> **Problem to work on**
Restate word for word all of the lines below, with each image left out.
-- Records to use follows --
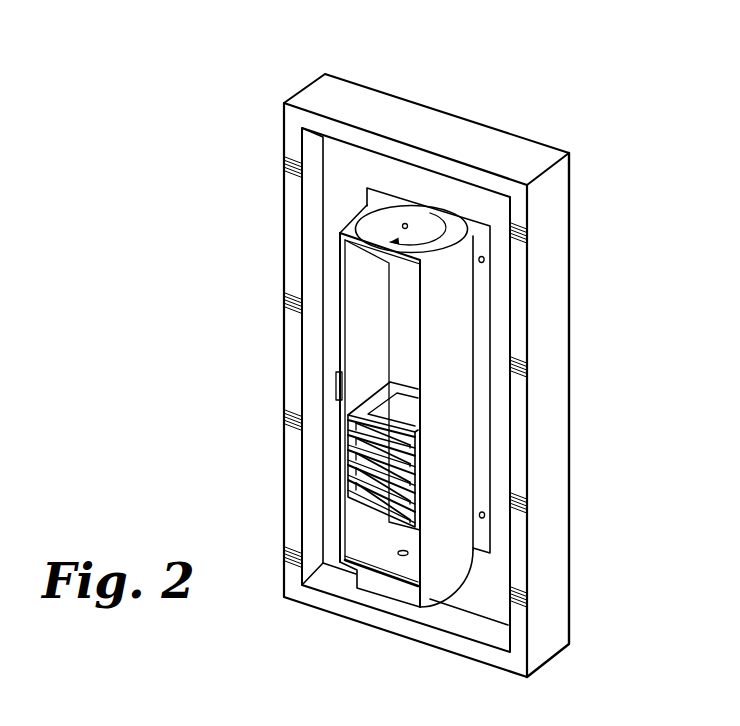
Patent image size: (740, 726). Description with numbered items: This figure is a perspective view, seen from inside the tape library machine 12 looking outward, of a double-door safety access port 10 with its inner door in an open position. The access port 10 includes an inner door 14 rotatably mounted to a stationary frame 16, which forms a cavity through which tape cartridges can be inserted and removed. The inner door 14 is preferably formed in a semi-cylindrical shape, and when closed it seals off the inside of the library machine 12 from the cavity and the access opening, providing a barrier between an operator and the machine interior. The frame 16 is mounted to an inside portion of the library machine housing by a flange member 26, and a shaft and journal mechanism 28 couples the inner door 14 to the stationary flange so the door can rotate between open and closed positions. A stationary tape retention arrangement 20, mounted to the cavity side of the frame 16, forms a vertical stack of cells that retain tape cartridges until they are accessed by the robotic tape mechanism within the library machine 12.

The double-door safety access port 10 is at (242, 87).
The automated tape library machine 12 is at (285, 268).
The inner door 14 is at (467, 337).
The stationary frame 16 is at (341, 342).
The stationary tape retention arrangement 20 is at (341, 454).
The flange member 26 is at (490, 268).
The shaft and journal mechanism 28 is at (406, 228).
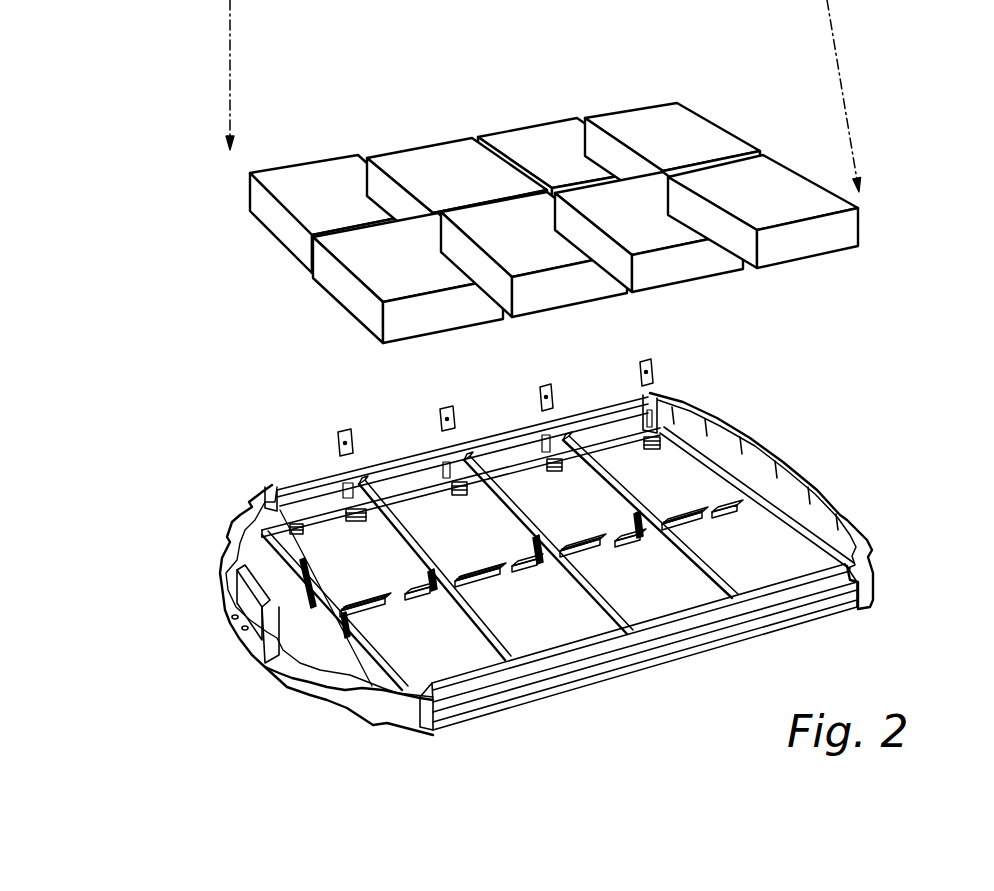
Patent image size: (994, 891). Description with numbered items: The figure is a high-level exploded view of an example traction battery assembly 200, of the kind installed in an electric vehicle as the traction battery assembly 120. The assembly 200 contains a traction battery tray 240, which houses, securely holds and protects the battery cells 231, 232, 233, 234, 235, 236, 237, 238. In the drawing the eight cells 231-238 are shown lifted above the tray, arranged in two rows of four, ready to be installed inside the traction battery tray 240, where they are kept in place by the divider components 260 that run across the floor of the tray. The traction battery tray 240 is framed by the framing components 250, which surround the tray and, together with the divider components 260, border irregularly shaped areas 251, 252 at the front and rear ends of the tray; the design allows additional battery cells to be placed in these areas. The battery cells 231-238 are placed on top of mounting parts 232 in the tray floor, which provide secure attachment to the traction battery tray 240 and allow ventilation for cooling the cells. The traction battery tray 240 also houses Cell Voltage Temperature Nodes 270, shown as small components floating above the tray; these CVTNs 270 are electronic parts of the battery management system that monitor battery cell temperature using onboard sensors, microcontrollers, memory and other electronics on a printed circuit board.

The traction battery assembly 120 is at (462, 380).
The traction battery assembly 200 is at (186, 190).
The battery cell 231 is at (306, 207).
The battery cell / mounting parts 232 is at (426, 192).
The battery cell 233 is at (544, 168).
The battery cell 234 is at (649, 148).
The battery cell 235 is at (383, 275).
The battery cell 236 is at (509, 248).
The battery cell 237 is at (629, 225).
The battery cell 238 is at (738, 205).
The traction battery tray 240 is at (754, 107).
The framing components 250 is at (530, 535).
The irregularly shaped area 251 is at (300, 635).
The irregularly shaped area 252 is at (753, 480).
The divider components 260 is at (392, 675).
The Cell Voltage Temperature Node (CVTN) 270 is at (337, 431).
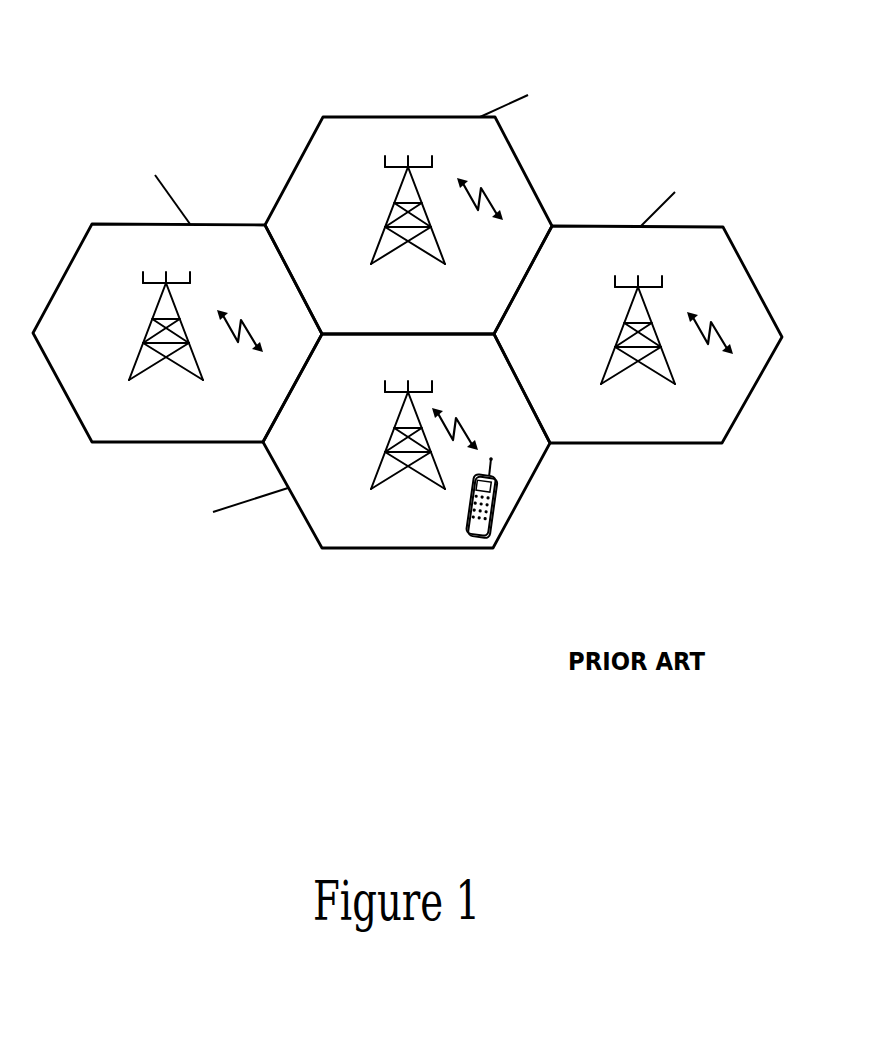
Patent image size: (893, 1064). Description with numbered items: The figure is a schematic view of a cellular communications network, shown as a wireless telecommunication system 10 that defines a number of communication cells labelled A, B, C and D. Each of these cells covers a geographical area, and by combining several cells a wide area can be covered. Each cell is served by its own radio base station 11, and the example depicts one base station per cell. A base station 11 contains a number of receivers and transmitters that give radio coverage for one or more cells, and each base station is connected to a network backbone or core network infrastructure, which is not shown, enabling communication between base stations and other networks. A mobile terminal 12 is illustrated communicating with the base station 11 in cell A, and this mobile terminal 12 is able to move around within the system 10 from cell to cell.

The system 10 is at (46, 31).
The radio base station 11 is at (165, 378).
The mobile terminal 12 is at (505, 500).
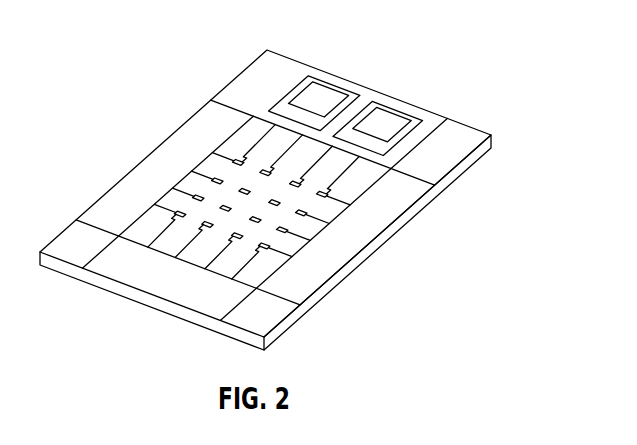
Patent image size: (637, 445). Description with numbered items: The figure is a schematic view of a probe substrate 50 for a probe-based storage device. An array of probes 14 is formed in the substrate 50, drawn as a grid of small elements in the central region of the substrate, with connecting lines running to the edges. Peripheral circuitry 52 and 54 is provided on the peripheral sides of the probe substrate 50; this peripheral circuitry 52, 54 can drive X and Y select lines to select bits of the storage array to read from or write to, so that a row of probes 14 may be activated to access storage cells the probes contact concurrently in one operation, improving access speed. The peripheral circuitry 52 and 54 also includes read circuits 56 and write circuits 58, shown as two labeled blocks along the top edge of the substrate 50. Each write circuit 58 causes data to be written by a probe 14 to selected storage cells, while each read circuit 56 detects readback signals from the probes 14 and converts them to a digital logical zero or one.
-- Records to use concluded --
> **Task output**
Patent image size: (740, 726). Description with numbered items: This figure is a perspective view, seen from inside the tape library machine 12 looking outward, of a double-door safety access port 10 with its inner door in an open position. The access port 10 includes an inner door 14 rotatably mounted to a stationary frame 16, which forms a cavity through which tape cartridges can be inserted and removed. The inner door 14 is preferably formed in a semi-cylindrical shape, and when closed it seals off the inside of the library machine 12 from the cavity and the access opening, providing a barrier between an operator and the machine interior. The frame 16 is mounted to an inside portion of the library machine housing by a flange member 26, and a shaft and journal mechanism 28 couples the inner door 14 to the stationary flange so the door can rotate between open and closed positions. A stationary tape retention arrangement 20, mounted to the cavity side of the frame 16, forms a vertical stack of cells that retain tape cartridges until they are accessed by the robotic tape mechanism within the library machine 12.

The double-door safety access port 10 is at (242, 87).
The automated tape library machine 12 is at (285, 268).
The inner door 14 is at (467, 337).
The stationary frame 16 is at (341, 342).
The stationary tape retention arrangement 20 is at (341, 454).
The flange member 26 is at (490, 268).
The shaft and journal mechanism 28 is at (406, 228).
Patent image size: (994, 891). Description with numbered items: The figure is a high-level exploded view of an example traction battery assembly 200, of the kind installed in an electric vehicle as the traction battery assembly 120. The assembly 200 contains a traction battery tray 240, which houses, securely holds and protects the battery cells 231, 232, 233, 234, 235, 236, 237, 238. In the drawing the eight cells 231-238 are shown lifted above the tray, arranged in two rows of four, ready to be installed inside the traction battery tray 240, where they are kept in place by the divider components 260 that run across the floor of the tray. The traction battery tray 240 is framed by the framing components 250, which surround the tray and, together with the divider components 260, border irregularly shaped areas 251, 252 at the front and rear ends of the tray; the design allows additional battery cells to be placed in these areas. The battery cells 231-238 are placed on top of mounting parts 232 in the tray floor, which provide secure attachment to the traction battery tray 240 and allow ventilation for cooling the cells. The traction battery tray 240 also houses Cell Voltage Temperature Nodes 270, shown as small components floating above the tray; these CVTNs 270 are electronic parts of the battery management system that monitor battery cell temperature using onboard sensors, microcontrollers, memory and other electronics on a printed circuit board.

The traction battery assembly 120 is at (462, 380).
The traction battery assembly 200 is at (186, 190).
The battery cell 231 is at (306, 207).
The battery cell / mounting parts 232 is at (426, 192).
The battery cell 233 is at (544, 168).
The battery cell 234 is at (649, 148).
The battery cell 235 is at (383, 275).
The battery cell 236 is at (509, 248).
The battery cell 237 is at (629, 225).
The battery cell 238 is at (738, 205).
The traction battery tray 240 is at (754, 107).
The framing components 250 is at (530, 535).
The irregularly shaped area 251 is at (300, 635).
The irregularly shaped area 252 is at (753, 480).
The divider components 260 is at (392, 675).
The Cell Voltage Temperature Node (CVTN) 270 is at (337, 431).
Patent image size: (893, 1064). Description with numbered items: The figure is a schematic view of a cellular communications network, shown as a wireless telecommunication system 10 that defines a number of communication cells labelled A, B, C and D. Each of these cells covers a geographical area, and by combining several cells a wide area can be covered. Each cell is served by its own radio base station 11, and the example depicts one base station per cell. A base station 11 contains a number of receivers and transmitters that give radio coverage for one or more cells, and each base station is connected to a network backbone or core network infrastructure, which is not shown, enabling communication between base stations and other networks. A mobile terminal 12 is illustrated communicating with the base station 11 in cell A, and this mobile terminal 12 is able to move around within the system 10 from cell to cell.

The system 10 is at (46, 31).
The radio base station 11 is at (165, 378).
The mobile terminal 12 is at (505, 500).
Patent image size: (637, 445). Description with numbered items: The figure is a schematic view of a probe substrate 50 for a probe-based storage device. An array of probes 14 is formed in the substrate 50, drawn as a grid of small elements in the central region of the substrate, with connecting lines running to the edges. Peripheral circuitry 52 and 54 is provided on the peripheral sides of the probe substrate 50; this peripheral circuitry 52, 54 can drive X and Y select lines to select bits of the storage array to read from or write to, so that a row of probes 14 may be activated to access storage cells the probes contact concurrently in one operation, improving access speed. The peripheral circuitry 52 and 54 also includes read circuits 56 and write circuits 58, shown as two labeled blocks along the top edge of the substrate 50. Each write circuit 58 causes data to be written by a probe 14 to selected storage cells, while each read circuit 56 detects readback signals from the probes 14 and converts them to a digital logical zero or one.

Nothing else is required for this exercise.